→ **RECORDS PROVIDED**:

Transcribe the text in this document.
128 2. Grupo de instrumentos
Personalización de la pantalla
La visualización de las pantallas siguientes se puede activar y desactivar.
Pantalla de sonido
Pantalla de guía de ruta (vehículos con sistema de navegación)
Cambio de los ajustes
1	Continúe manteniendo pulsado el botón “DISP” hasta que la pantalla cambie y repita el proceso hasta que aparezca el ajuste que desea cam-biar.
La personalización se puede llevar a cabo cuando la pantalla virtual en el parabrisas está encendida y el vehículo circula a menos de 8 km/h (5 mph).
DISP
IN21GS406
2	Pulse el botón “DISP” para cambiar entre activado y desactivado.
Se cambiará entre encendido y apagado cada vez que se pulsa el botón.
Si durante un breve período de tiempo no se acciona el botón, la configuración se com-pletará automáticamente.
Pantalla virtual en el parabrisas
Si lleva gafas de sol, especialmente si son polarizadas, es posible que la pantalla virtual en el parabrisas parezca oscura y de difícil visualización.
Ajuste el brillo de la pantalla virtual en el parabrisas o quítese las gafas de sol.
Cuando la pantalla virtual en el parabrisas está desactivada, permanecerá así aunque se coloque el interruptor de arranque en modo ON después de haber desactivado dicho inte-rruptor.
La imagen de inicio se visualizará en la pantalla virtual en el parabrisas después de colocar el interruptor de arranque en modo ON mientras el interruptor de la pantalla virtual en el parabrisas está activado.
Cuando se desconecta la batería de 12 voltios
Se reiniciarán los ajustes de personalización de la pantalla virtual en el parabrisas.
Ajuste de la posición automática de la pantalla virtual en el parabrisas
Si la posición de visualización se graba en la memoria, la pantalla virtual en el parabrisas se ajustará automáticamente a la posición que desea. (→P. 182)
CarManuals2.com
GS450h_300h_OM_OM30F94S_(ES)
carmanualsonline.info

→ **WHAT YOU ARE ASKED TO DO**: Using the data above, return each line exactly as written.

→ **EXERCISE ANSWER**:
Transcribe the text in this document.
128 2. Grupo de instrumentos
Personalización de la pantalla
La visualización de las pantallas siguientes se puede activar y desactivar.
Pantalla de sonido
Pantalla de guía de ruta (vehículos con sistema de navegación)
Cambio de los ajustes
1	Continúe manteniendo pulsado el botón “DISP” hasta que la pantalla cambie y repita el proceso hasta que aparezca el ajuste que desea cam-biar.
La personalización se puede llevar a cabo cuando la pantalla virtual en el parabrisas está encendida y el vehículo circula a menos de 8 km/h (5 mph).
DISP
IN21GS406
2	Pulse el botón “DISP” para cambiar entre activado y desactivado.
Se cambiará entre encendido y apagado cada vez que se pulsa el botón.
Si durante un breve período de tiempo no se acciona el botón, la configuración se com-pletará automáticamente.
Pantalla virtual en el parabrisas
Si lleva gafas de sol, especialmente si son polarizadas, es posible que la pantalla virtual en el parabrisas parezca oscura y de difícil visualización.
Ajuste el brillo de la pantalla virtual en el parabrisas o quítese las gafas de sol.
Cuando la pantalla virtual en el parabrisas está desactivada, permanecerá así aunque se coloque el interruptor de arranque en modo ON después de haber desactivado dicho inte-rruptor.
La imagen de inicio se visualizará en la pantalla virtual en el parabrisas después de colocar el interruptor de arranque en modo ON mientras el interruptor de la pantalla virtual en el parabrisas está activado.
Cuando se desconecta la batería de 12 voltios
Se reiniciarán los ajustes de personalización de la pantalla virtual en el parabrisas.
Ajuste de la posición automática de la pantalla virtual en el parabrisas
Si la posición de visualización se graba en la memoria, la pantalla virtual en el parabrisas se ajustará automáticamente a la posición que desea. (→P. 182)
CarManuals2.com
GS450h_300h_OM_OM30F94S_(ES)
carmanualsonline.info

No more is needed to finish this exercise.